§ THE TASK
Transcribe the listing verbatim. Do not carry over any pictures.

§ LISTED ENTRIES
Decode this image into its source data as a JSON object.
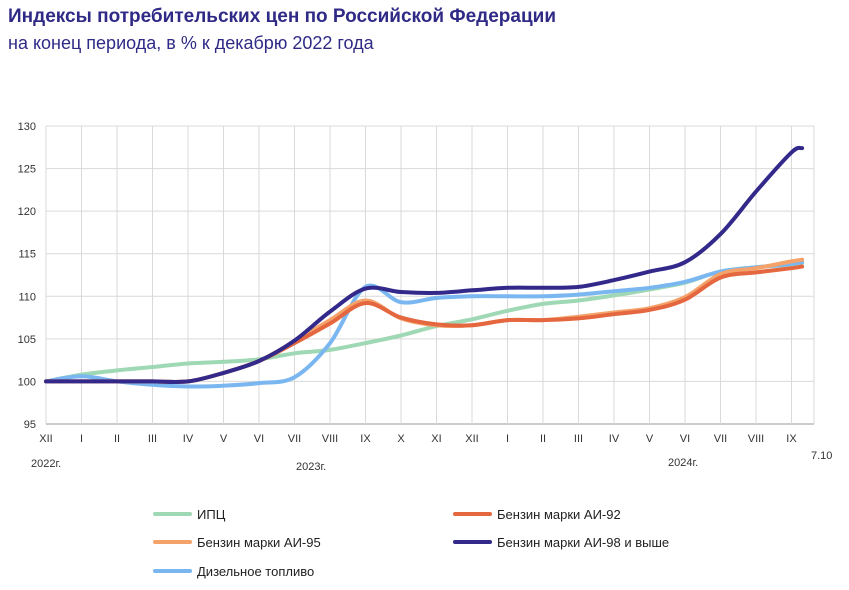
{
  "title": "Индексы потребительских цен по Российской Федерации",
  "subtitle": "на конец периода, в % к декабрю 2022 года",
  "chart_data": {
    "type": "line",
    "ylim": [
      95,
      130
    ],
    "yticks": [
      "95",
      "100",
      "105",
      "110",
      "115",
      "120",
      "125",
      "130"
    ],
    "categories": [
      "XII",
      "I",
      "II",
      "III",
      "IV",
      "V",
      "VI",
      "VII",
      "VIII",
      "IX",
      "X",
      "XI",
      "XII",
      "I",
      "II",
      "III",
      "IV",
      "V",
      "VI",
      "VII",
      "VIII",
      "IX"
    ],
    "year_labels": [
      "2022г.",
      "2023г.",
      "2024г."
    ],
    "last_point_label": "7.10",
    "grid": true,
    "legend_position": "bottom",
    "series": [
      {
        "name": "ИПЦ",
        "color": "#9fd8b4",
        "x": [
          0,
          1,
          2,
          3,
          4,
          5,
          6,
          7,
          8,
          9,
          10,
          11,
          12,
          13,
          14,
          15,
          16,
          17,
          18,
          19,
          20,
          21,
          21.3
        ],
        "values": [
          100,
          100.8,
          101.3,
          101.7,
          102.1,
          102.3,
          102.6,
          103.3,
          103.7,
          104.5,
          105.4,
          106.5,
          107.3,
          108.3,
          109.1,
          109.5,
          110.1,
          110.8,
          111.6,
          112.9,
          113.4,
          113.7,
          113.9
        ]
      },
      {
        "name": "Бензин марки АИ-92",
        "color": "#e4673f",
        "x": [
          0,
          1,
          2,
          3,
          4,
          5,
          6,
          7,
          8,
          9,
          10,
          11,
          12,
          13,
          14,
          15,
          16,
          17,
          18,
          19,
          20,
          21,
          21.3
        ],
        "values": [
          100,
          100,
          100,
          100,
          100,
          101,
          102.4,
          104.5,
          106.8,
          109.2,
          107.5,
          106.7,
          106.6,
          107.2,
          107.2,
          107.4,
          107.9,
          108.4,
          109.6,
          112.2,
          112.8,
          113.3,
          113.5
        ]
      },
      {
        "name": "Бензин марки АИ-95",
        "color": "#f5a26a",
        "x": [
          0,
          1,
          2,
          3,
          4,
          5,
          6,
          7,
          8,
          9,
          10,
          11,
          12,
          13,
          14,
          15,
          16,
          17,
          18,
          19,
          20,
          21,
          21.3
        ],
        "values": [
          100,
          100,
          100,
          100,
          100,
          101,
          102.4,
          104.7,
          107.2,
          109.5,
          107.4,
          106.6,
          106.6,
          107.2,
          107.2,
          107.6,
          108.1,
          108.6,
          109.9,
          112.6,
          113.3,
          114.1,
          114.3
        ]
      },
      {
        "name": "Бензин марки АИ-98 и выше",
        "color": "#33298a",
        "x": [
          0,
          1,
          2,
          3,
          4,
          5,
          6,
          7,
          8,
          9,
          10,
          11,
          12,
          13,
          14,
          15,
          16,
          17,
          18,
          19,
          20,
          21,
          21.3
        ],
        "values": [
          100,
          100,
          100,
          100,
          100,
          101,
          102.4,
          104.8,
          108.2,
          110.9,
          110.5,
          110.4,
          110.7,
          111,
          111,
          111.1,
          111.9,
          112.9,
          114,
          117.3,
          122.3,
          126.9,
          127.4
        ]
      },
      {
        "name": "Дизельное топливо",
        "color": "#7ab7f0",
        "x": [
          0,
          1,
          2,
          3,
          4,
          5,
          6,
          7,
          8,
          9,
          10,
          11,
          12,
          13,
          14,
          15,
          16,
          17,
          18,
          19,
          20,
          21,
          21.3
        ],
        "values": [
          100,
          100.6,
          100,
          99.6,
          99.4,
          99.5,
          99.8,
          100.5,
          104.5,
          111.1,
          109.3,
          109.8,
          110,
          110,
          110,
          110.2,
          110.6,
          111,
          111.7,
          112.9,
          113.4,
          113.8,
          114
        ]
      }
    ]
  }
}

§ EXERCISE ANSWER
Decode this image into its source data as a JSON object.
{
  "title": "Индексы потребительских цен по Российской Федерации",
  "subtitle": "на конец периода, в % к декабрю 2022 года",
  "chart_data": {
    "type": "line",
    "ylim": [
      95,
      130
    ],
    "yticks": [
      "95",
      "100",
      "105",
      "110",
      "115",
      "120",
      "125",
      "130"
    ],
    "categories": [
      "XII",
      "I",
      "II",
      "III",
      "IV",
      "V",
      "VI",
      "VII",
      "VIII",
      "IX",
      "X",
      "XI",
      "XII",
      "I",
      "II",
      "III",
      "IV",
      "V",
      "VI",
      "VII",
      "VIII",
      "IX"
    ],
    "year_labels": [
      "2022г.",
      "2023г.",
      "2024г."
    ],
    "last_point_label": "7.10",
    "grid": true,
    "legend_position": "bottom",
    "series": [
      {
        "name": "ИПЦ",
        "color": "#9fd8b4",
        "x": [
          0,
          1,
          2,
          3,
          4,
          5,
          6,
          7,
          8,
          9,
          10,
          11,
          12,
          13,
          14,
          15,
          16,
          17,
          18,
          19,
          20,
          21,
          21.3
        ],
        "values": [
          100,
          100.8,
          101.3,
          101.7,
          102.1,
          102.3,
          102.6,
          103.3,
          103.7,
          104.5,
          105.4,
          106.5,
          107.3,
          108.3,
          109.1,
          109.5,
          110.1,
          110.8,
          111.6,
          112.9,
          113.4,
          113.7,
          113.9
        ]
      },
      {
        "name": "Бензин марки АИ-92",
        "color": "#e4673f",
        "x": [
          0,
          1,
          2,
          3,
          4,
          5,
          6,
          7,
          8,
          9,
          10,
          11,
          12,
          13,
          14,
          15,
          16,
          17,
          18,
          19,
          20,
          21,
          21.3
        ],
        "values": [
          100,
          100,
          100,
          100,
          100,
          101,
          102.4,
          104.5,
          106.8,
          109.2,
          107.5,
          106.7,
          106.6,
          107.2,
          107.2,
          107.4,
          107.9,
          108.4,
          109.6,
          112.2,
          112.8,
          113.3,
          113.5
        ]
      },
      {
        "name": "Бензин марки АИ-95",
        "color": "#f5a26a",
        "x": [
          0,
          1,
          2,
          3,
          4,
          5,
          6,
          7,
          8,
          9,
          10,
          11,
          12,
          13,
          14,
          15,
          16,
          17,
          18,
          19,
          20,
          21,
          21.3
        ],
        "values": [
          100,
          100,
          100,
          100,
          100,
          101,
          102.4,
          104.7,
          107.2,
          109.5,
          107.4,
          106.6,
          106.6,
          107.2,
          107.2,
          107.6,
          108.1,
          108.6,
          109.9,
          112.6,
          113.3,
          114.1,
          114.3
        ]
      },
      {
        "name": "Бензин марки АИ-98 и выше",
        "color": "#33298a",
        "x": [
          0,
          1,
          2,
          3,
          4,
          5,
          6,
          7,
          8,
          9,
          10,
          11,
          12,
          13,
          14,
          15,
          16,
          17,
          18,
          19,
          20,
          21,
          21.3
        ],
        "values": [
          100,
          100,
          100,
          100,
          100,
          101,
          102.4,
          104.8,
          108.2,
          110.9,
          110.5,
          110.4,
          110.7,
          111,
          111,
          111.1,
          111.9,
          112.9,
          114,
          117.3,
          122.3,
          126.9,
          127.4
        ]
      },
      {
        "name": "Дизельное топливо",
        "color": "#7ab7f0",
        "x": [
          0,
          1,
          2,
          3,
          4,
          5,
          6,
          7,
          8,
          9,
          10,
          11,
          12,
          13,
          14,
          15,
          16,
          17,
          18,
          19,
          20,
          21,
          21.3
        ],
        "values": [
          100,
          100.6,
          100,
          99.6,
          99.4,
          99.5,
          99.8,
          100.5,
          104.5,
          111.1,
          109.3,
          109.8,
          110,
          110,
          110,
          110.2,
          110.6,
          111,
          111.7,
          112.9,
          113.4,
          113.8,
          114
        ]
      }
    ]
  }
}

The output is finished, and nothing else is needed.